* _EXERCISE OBJECTIVE_
Extract the rows below word for word, starting with the line that contains "sick-cell[interactable] [166, 689, 216, 707]" and going on through the line that contains "vab-cell[interactable] [267, 565, 318, 583]", with both of those lines included.

======

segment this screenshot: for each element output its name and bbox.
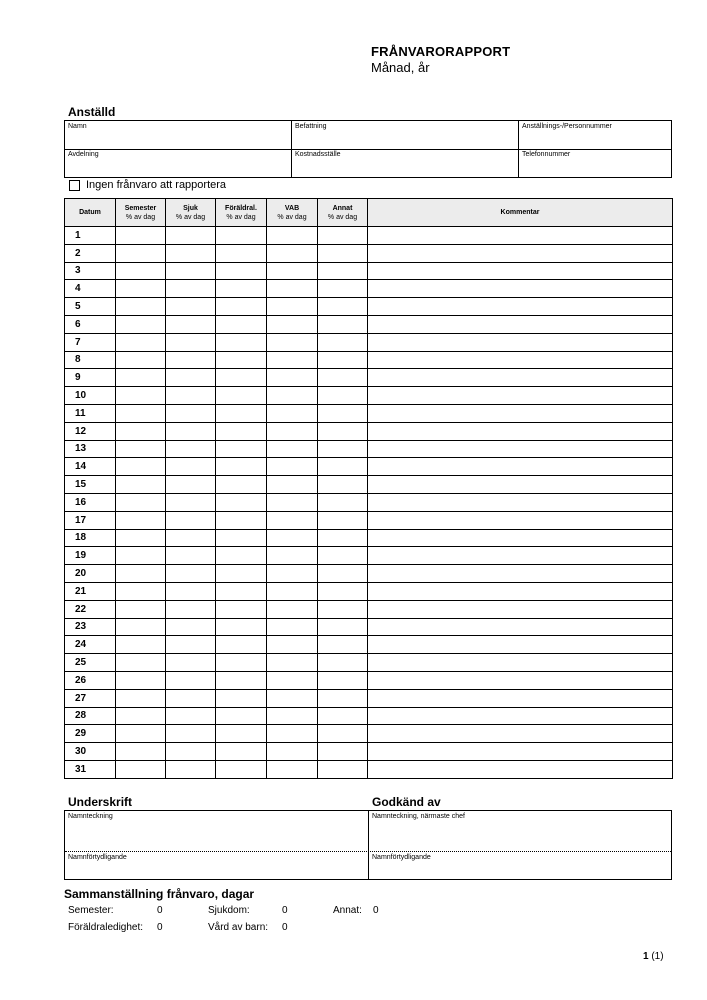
sick-cell[interactable] [166, 689, 216, 707]
summary-vacation-value: 0 [157, 905, 163, 916]
employee-box-col-divider-1 [291, 121, 292, 177]
sick-cell[interactable] [166, 298, 216, 316]
comment-cell[interactable] [368, 387, 673, 405]
day-number: 30 [65, 743, 116, 761]
sick-cell[interactable] [166, 671, 216, 689]
employee-box-divider [65, 149, 671, 150]
vab-cell[interactable] [267, 565, 318, 583]
signature-clarification-field[interactable]: Namnförtydligande [68, 854, 127, 861]
day-number: 24 [65, 636, 116, 654]
parental-cell[interactable] [216, 227, 267, 245]
vacation-cell[interactable] [116, 227, 166, 245]
day-number: 20 [65, 565, 116, 583]
day-number: 10 [65, 387, 116, 405]
comment-cell[interactable] [368, 404, 673, 422]
table-row [65, 369, 673, 387]
table-row [65, 547, 673, 565]
comment-cell[interactable] [368, 618, 673, 636]
other-cell[interactable] [318, 636, 368, 654]
comment-cell[interactable] [368, 351, 673, 369]
day-number: 12 [65, 422, 116, 440]
day-number: 23 [65, 618, 116, 636]
sick-cell[interactable] [166, 280, 216, 298]
table-row [65, 458, 673, 476]
sick-cell[interactable] [166, 404, 216, 422]
other-cell[interactable] [318, 458, 368, 476]
vacation-cell[interactable] [116, 440, 166, 458]
vab-cell[interactable] [267, 298, 318, 316]
table-row [65, 298, 673, 316]
comment-cell[interactable] [368, 760, 673, 778]
comment-cell[interactable] [368, 582, 673, 600]
parental-cell[interactable] [216, 333, 267, 351]
day-number: 5 [65, 298, 116, 316]
day-number: 31 [65, 760, 116, 778]
signature-dotted-line [65, 851, 671, 852]
comment-cell[interactable] [368, 440, 673, 458]
comment-cell[interactable] [368, 529, 673, 547]
vab-cell[interactable] [267, 227, 318, 245]
table-row [65, 618, 673, 636]
month-year-field[interactable]: Månad, år [371, 60, 430, 75]
day-number: 18 [65, 529, 116, 547]
day-number: 27 [65, 689, 116, 707]
sick-cell[interactable] [166, 262, 216, 280]
document-title: FRÅNVARORAPPORT [371, 44, 511, 59]
other-cell[interactable] [318, 351, 368, 369]
vab-cell[interactable] [267, 618, 318, 636]
table-row [65, 707, 673, 725]
table-row [65, 565, 673, 583]
vacation-cell[interactable] [116, 743, 166, 761]
vab-cell[interactable] [267, 476, 318, 494]
other-cell[interactable] [318, 476, 368, 494]
other-cell[interactable] [318, 760, 368, 778]
comment-cell[interactable] [368, 654, 673, 672]
table-row [65, 262, 673, 280]
signature-field[interactable]: Namnteckning [68, 813, 113, 820]
vacation-cell[interactable] [116, 725, 166, 743]
vab-cell[interactable] [267, 262, 318, 280]
day-number: 16 [65, 493, 116, 511]
vacation-cell[interactable] [116, 333, 166, 351]
table-row [65, 422, 673, 440]
manager-clarification-field[interactable]: Namnförtydligande [372, 854, 431, 861]
column-header-other: Annat % av dag [318, 199, 368, 227]
sick-cell[interactable] [166, 511, 216, 529]
column-header-date: Datum [65, 199, 116, 227]
day-number: 28 [65, 707, 116, 725]
table-row [65, 636, 673, 654]
position-field[interactable]: Befattning [295, 123, 327, 130]
parental-cell[interactable] [216, 743, 267, 761]
vab-cell[interactable] [267, 458, 318, 476]
other-cell[interactable] [318, 654, 368, 672]
summary-other-label: Annat: [333, 905, 362, 916]
comment-cell[interactable] [368, 547, 673, 565]
other-cell[interactable] [318, 689, 368, 707]
table-row [65, 440, 673, 458]
summary-other-value: 0 [373, 905, 379, 916]
vacation-cell[interactable] [116, 636, 166, 654]
page-current: 1 [643, 951, 649, 962]
vacation-cell[interactable] [116, 244, 166, 262]
day-number: 9 [65, 369, 116, 387]
other-cell[interactable] [318, 565, 368, 583]
sick-cell[interactable] [166, 707, 216, 725]
day-number: 13 [65, 440, 116, 458]
sick-cell[interactable] [166, 369, 216, 387]
parental-cell[interactable] [216, 565, 267, 583]
vacation-cell[interactable] [116, 671, 166, 689]
vab-cell[interactable] [267, 671, 318, 689]
day-number: 25 [65, 654, 116, 672]
vab-cell[interactable] [267, 547, 318, 565]
comment-cell[interactable] [368, 458, 673, 476]
vab-cell[interactable] [267, 404, 318, 422]
vacation-cell[interactable] [116, 262, 166, 280]
parental-cell[interactable] [216, 707, 267, 725]
day-number: 15 [65, 476, 116, 494]
vab-cell[interactable] [267, 725, 318, 743]
table-row [65, 387, 673, 405]
vab-cell[interactable] [267, 280, 318, 298]
day-number: 2 [65, 244, 116, 262]
comment-cell[interactable] [368, 707, 673, 725]
day-number: 19 [65, 547, 116, 565]
parental-cell[interactable] [216, 654, 267, 672]
absence-table-body [65, 227, 673, 779]
summary-heading: Sammanställning frånvaro, dagar [64, 887, 255, 901]
other-cell[interactable] [318, 725, 368, 743]
vab-cell[interactable] [267, 654, 318, 672]
day-number: 22 [65, 600, 116, 618]
parental-cell[interactable] [216, 387, 267, 405]
other-cell[interactable] [318, 280, 368, 298]
sick-cell[interactable] [166, 547, 216, 565]
sick-cell[interactable] [166, 440, 216, 458]
table-row [65, 493, 673, 511]
comment-cell[interactable] [368, 493, 673, 511]
vacation-cell[interactable] [116, 600, 166, 618]
parental-cell[interactable] [216, 458, 267, 476]
table-row [65, 315, 673, 333]
page-total: (1) [651, 951, 664, 962]
parental-cell[interactable] [216, 280, 267, 298]
parental-cell[interactable] [216, 404, 267, 422]
summary-sick-label: Sjukdom: [208, 905, 250, 916]
comment-cell[interactable] [368, 333, 673, 351]
vacation-cell[interactable] [116, 582, 166, 600]
parental-cell[interactable] [216, 422, 267, 440]
signature-box-col-divider [368, 811, 369, 879]
day-number: 7 [65, 333, 116, 351]
vacation-cell[interactable] [116, 458, 166, 476]
column-header-vacation: Semester % av dag [116, 199, 166, 227]
parental-cell[interactable] [216, 476, 267, 494]
day-number: 17 [65, 511, 116, 529]
comment-cell[interactable] [368, 725, 673, 743]
table-row [65, 671, 673, 689]
sick-cell[interactable] [166, 654, 216, 672]
signature-heading: Underskrift [68, 795, 133, 809]
vacation-cell[interactable] [116, 547, 166, 565]
other-cell[interactable] [318, 743, 368, 761]
vab-cell[interactable] [267, 351, 318, 369]
vab-cell[interactable] [267, 422, 318, 440]
no-absence-checkbox[interactable] [69, 180, 80, 191]
other-cell[interactable] [318, 244, 368, 262]
comment-cell[interactable] [368, 315, 673, 333]
sick-cell[interactable] [166, 618, 216, 636]
other-cell[interactable] [318, 369, 368, 387]
day-number: 4 [65, 280, 116, 298]
sick-cell[interactable] [166, 565, 216, 583]
vacation-cell[interactable] [116, 404, 166, 422]
comment-cell[interactable] [368, 476, 673, 494]
day-number: 14 [65, 458, 116, 476]
comment-cell[interactable] [368, 280, 673, 298]
table-row [65, 760, 673, 778]
comment-cell[interactable] [368, 636, 673, 654]
comment-cell[interactable] [368, 743, 673, 761]
phone-field[interactable]: Telefonnummer [522, 151, 571, 158]
other-cell[interactable] [318, 262, 368, 280]
sick-cell[interactable] [166, 582, 216, 600]
parental-cell[interactable] [216, 760, 267, 778]
comment-cell[interactable] [368, 689, 673, 707]
vab-cell[interactable] [267, 707, 318, 725]
vab-cell[interactable] [267, 600, 318, 618]
vacation-cell[interactable] [116, 493, 166, 511]
absence-table [64, 198, 673, 779]
table-row [65, 404, 673, 422]
sick-cell[interactable] [166, 422, 216, 440]
sick-cell[interactable] [166, 529, 216, 547]
parental-cell[interactable] [216, 511, 267, 529]
column-header-parental: Föräldral. % av dag [216, 199, 267, 227]
vacation-cell[interactable] [116, 529, 166, 547]
comment-cell[interactable] [368, 565, 673, 583]
summary-vab-value: 0 [282, 922, 288, 933]
table-row [65, 280, 673, 298]
vab-cell[interactable] [267, 689, 318, 707]
sick-cell[interactable] [166, 244, 216, 262]
comment-cell[interactable] [368, 600, 673, 618]
day-number: 26 [65, 671, 116, 689]
day-number: 6 [65, 315, 116, 333]
comment-cell[interactable] [368, 671, 673, 689]
comment-cell[interactable] [368, 262, 673, 280]
parental-cell[interactable] [216, 369, 267, 387]
id-number-field[interactable]: Anställnings-/Personnummer [522, 123, 612, 130]
table-row [65, 654, 673, 672]
table-header-row [65, 199, 673, 227]
vab-cell[interactable] [267, 582, 318, 600]
day-number: 1 [65, 227, 116, 245]
other-cell[interactable] [318, 511, 368, 529]
table-row [65, 582, 673, 600]
vab-cell[interactable] [267, 315, 318, 333]
parental-cell[interactable] [216, 298, 267, 316]
vab-cell[interactable] [267, 529, 318, 547]
table-row [65, 476, 673, 494]
sick-cell[interactable] [166, 458, 216, 476]
parental-cell[interactable] [216, 529, 267, 547]
sick-cell[interactable] [166, 493, 216, 511]
parental-cell[interactable] [216, 262, 267, 280]
other-cell[interactable] [318, 600, 368, 618]
other-cell[interactable] [318, 440, 368, 458]
parental-cell[interactable] [216, 600, 267, 618]
vab-cell[interactable] [267, 244, 318, 262]
parental-cell[interactable] [216, 689, 267, 707]
sick-cell[interactable] [166, 387, 216, 405]
table-row [65, 351, 673, 369]
vab-cell[interactable] [267, 511, 318, 529]
vacation-cell[interactable] [116, 707, 166, 725]
summary-vacation-label: Semester: [68, 905, 114, 916]
other-cell[interactable] [318, 387, 368, 405]
vacation-cell[interactable] [116, 476, 166, 494]
parental-cell[interactable] [216, 351, 267, 369]
employee-heading: Anställd [68, 105, 116, 119]
sick-cell[interactable] [166, 600, 216, 618]
employee-box-col-divider-2 [518, 121, 519, 177]
sick-cell[interactable] [166, 725, 216, 743]
comment-cell[interactable] [368, 298, 673, 316]
comment-cell[interactable] [368, 422, 673, 440]
table-row [65, 743, 673, 761]
vacation-cell[interactable] [116, 351, 166, 369]
other-cell[interactable] [318, 404, 368, 422]
table-row [65, 529, 673, 547]
approval-heading: Godkänd av [372, 795, 441, 809]
parental-cell[interactable] [216, 618, 267, 636]
table-row [65, 244, 673, 262]
cost-center-field[interactable]: Kostnadsställe [295, 151, 341, 158]
vab-cell[interactable] [267, 636, 318, 654]
column-header-sick: Sjuk % av dag [166, 199, 216, 227]
table-row [65, 689, 673, 707]
no-absence-label: Ingen frånvaro att rapportera [86, 179, 227, 191]
day-number: 29 [65, 725, 116, 743]
vacation-cell[interactable] [116, 280, 166, 298]
parental-cell[interactable] [216, 725, 267, 743]
table-row [65, 725, 673, 743]
vab-cell[interactable] [267, 369, 318, 387]
column-header-comment: Kommentar [368, 199, 673, 227]
day-number: 11 [65, 404, 116, 422]
vacation-cell[interactable] [116, 618, 166, 636]
parental-cell[interactable] [216, 671, 267, 689]
other-cell[interactable] [318, 315, 368, 333]
other-cell[interactable] [318, 618, 368, 636]
table-row [65, 227, 673, 245]
vab-cell[interactable] [267, 493, 318, 511]
vab-cell[interactable] [267, 387, 318, 405]
table-row [65, 600, 673, 618]
day-number: 21 [65, 582, 116, 600]
vacation-cell[interactable] [116, 689, 166, 707]
sick-cell[interactable] [166, 636, 216, 654]
vacation-cell[interactable] [116, 387, 166, 405]
name-field[interactable]: Namn [68, 123, 87, 130]
parental-cell[interactable] [216, 582, 267, 600]
parental-cell[interactable] [216, 547, 267, 565]
vab-cell[interactable] [267, 440, 318, 458]
other-cell[interactable] [318, 298, 368, 316]
comment-cell[interactable] [368, 511, 673, 529]
day-number: 3 [65, 262, 116, 280]
department-field[interactable]: Avdelning [68, 151, 99, 158]
sick-cell[interactable] [166, 476, 216, 494]
sick-cell[interactable] [166, 315, 216, 333]
summary-parental-value: 0 [157, 922, 163, 933]
comment-cell[interactable] [368, 227, 673, 245]
vab-cell[interactable] [267, 760, 318, 778]
vacation-cell[interactable] [116, 654, 166, 672]
summary-sick-value: 0 [282, 905, 288, 916]
vacation-cell[interactable] [116, 422, 166, 440]
vacation-cell[interactable] [116, 315, 166, 333]
manager-signature-field[interactable]: Namnteckning, närmaste chef [372, 813, 465, 820]
day-number: 8 [65, 351, 116, 369]
vacation-cell[interactable] [116, 565, 166, 583]
sick-cell[interactable] [166, 743, 216, 761]
signature-box [64, 810, 672, 880]
other-cell[interactable] [318, 547, 368, 565]
other-cell[interactable] [318, 333, 368, 351]
summary-parental-label: Föräldraledighet: [68, 922, 144, 933]
vacation-cell[interactable] [116, 760, 166, 778]
other-cell[interactable] [318, 671, 368, 689]
vacation-cell[interactable] [116, 511, 166, 529]
other-cell[interactable] [318, 529, 368, 547]
other-cell[interactable] [318, 493, 368, 511]
other-cell[interactable] [318, 227, 368, 245]
vab-cell[interactable] [267, 743, 318, 761]
sick-cell[interactable] [166, 333, 216, 351]
employee-info-box [64, 120, 672, 178]
other-cell[interactable] [318, 582, 368, 600]
parental-cell[interactable] [216, 315, 267, 333]
parental-cell[interactable] [216, 493, 267, 511]
vacation-cell[interactable] [116, 298, 166, 316]
page-number [643, 951, 664, 962]
sick-cell[interactable] [166, 351, 216, 369]
comment-cell[interactable] [368, 244, 673, 262]
sick-cell[interactable] [166, 227, 216, 245]
other-cell[interactable] [318, 707, 368, 725]
other-cell[interactable] [318, 422, 368, 440]
parental-cell[interactable] [216, 636, 267, 654]
parental-cell[interactable] [216, 440, 267, 458]
comment-cell[interactable] [368, 369, 673, 387]
summary-vab-label: Vård av barn: [208, 922, 269, 933]
table-row [65, 511, 673, 529]
column-header-vab: VAB % av dag [267, 199, 318, 227]
sick-cell[interactable] [166, 760, 216, 778]
vacation-cell[interactable] [116, 369, 166, 387]
table-row [65, 333, 673, 351]
vab-cell[interactable] [267, 333, 318, 351]
parental-cell[interactable] [216, 244, 267, 262]
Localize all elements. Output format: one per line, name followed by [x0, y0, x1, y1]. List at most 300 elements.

======

* _ANSWER IN FULL_
sick-cell[interactable] [166, 689, 216, 707]
summary-vacation-value: 0 [157, 905, 163, 916]
employee-box-col-divider-1 [291, 121, 292, 177]
sick-cell[interactable] [166, 298, 216, 316]
comment-cell[interactable] [368, 387, 673, 405]
day-number: 30 [65, 743, 116, 761]
sick-cell[interactable] [166, 671, 216, 689]
employee-box-divider [65, 149, 671, 150]
vab-cell[interactable] [267, 565, 318, 583]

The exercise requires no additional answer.